■ PROBLEM: Gather, from the data below, each line in which the word "auffüllen" occurs.

■ INPUT DATA:
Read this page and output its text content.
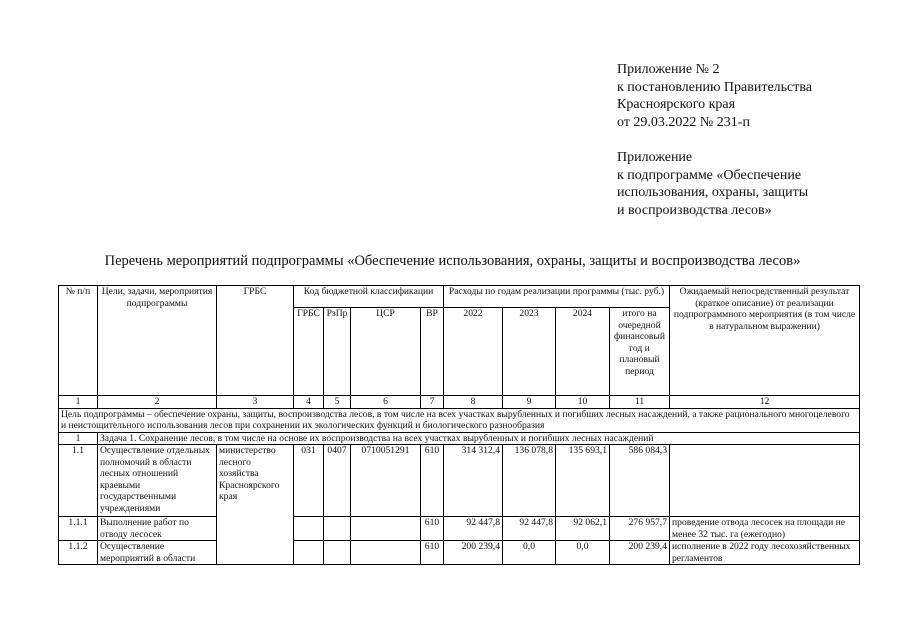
Приложение № 2
к постановлению Правительства
Красноярского края
от 29.03.2022 № 231-п
Приложение
к подпрограмме «Обеспечение
использования, охраны, защиты
и воспроизводства лесов»
Перечень мероприятий подпрограммы «Обеспечение использования, охраны, защиты и воспроизводства лесов»
№ п/п	Цели, задачи, мероприятия подпрограммы	ГРБС	Код бюджетной классификации				Расходы по годам реализации программы (тыс. руб.)				Ожидаемый непосредственный результат (краткое описание) от реализации подпрограммного мероприятия (в том числе в натуральном выражении)
			ГРБС	РзПр	ЦСР	ВР	2022	2023	2024	итого на очередной финансовый год и плановый период	
1	2	3	4	5	6	7	8	9	10	11	12
Цель подпрограммы – обеспечение охраны, защиты, воспроизводства лесов, в том числе на всех участках вырубленных и погибших лесных насаждений, а также рационального многоцелевого и неистощительного использования лесов при сохранении их экологических функций и биологического разнообразия											
1	Задача 1. Сохранение лесов, в том числе на основе их воспроизводства на всех участках вырубленных и погибших лесных насаждений										
1.1	Осуществление отдельных полномочий в области лесных отношений краевыми государственными учреждениями	министерство лесного хозяйства Красноярского края	031	0407	0710051291	610	314 312,4	136 078,8	135 693,1	586 084,3	
1.1.1	Выполнение работ по отводу лесосек					610	92 447,8	92 447,8	92 062,1	276 957,7	проведение отвода лесосек на площади не менее 32 тыс. га (ежегодно)
1.1.2	Осуществление мероприятий в области					610	200 239,4	0,0	0,0	200 239,4	исполнение в 2022 году лесохозяйственных регламентов
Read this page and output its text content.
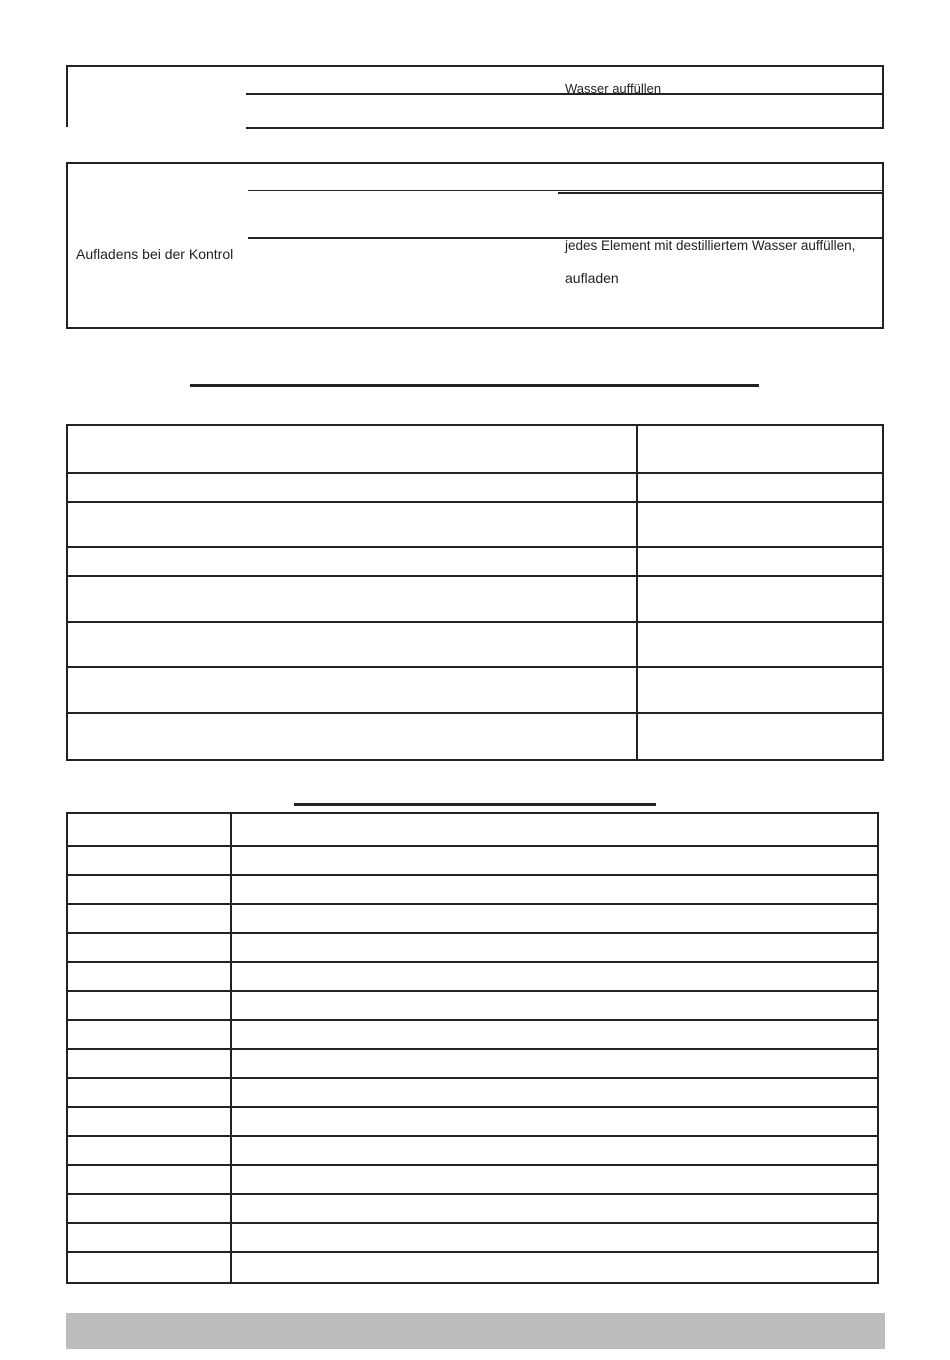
Wasser auffüllen
Aufladens bei der Kontrol
jedes Element mit destilliertem Wasser auffüllen,
aufladen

■ RESPONSE FOR THIS EXERCISE:
Wasser auffüllen
jedes Element mit destilliertem Wasser auffüllen,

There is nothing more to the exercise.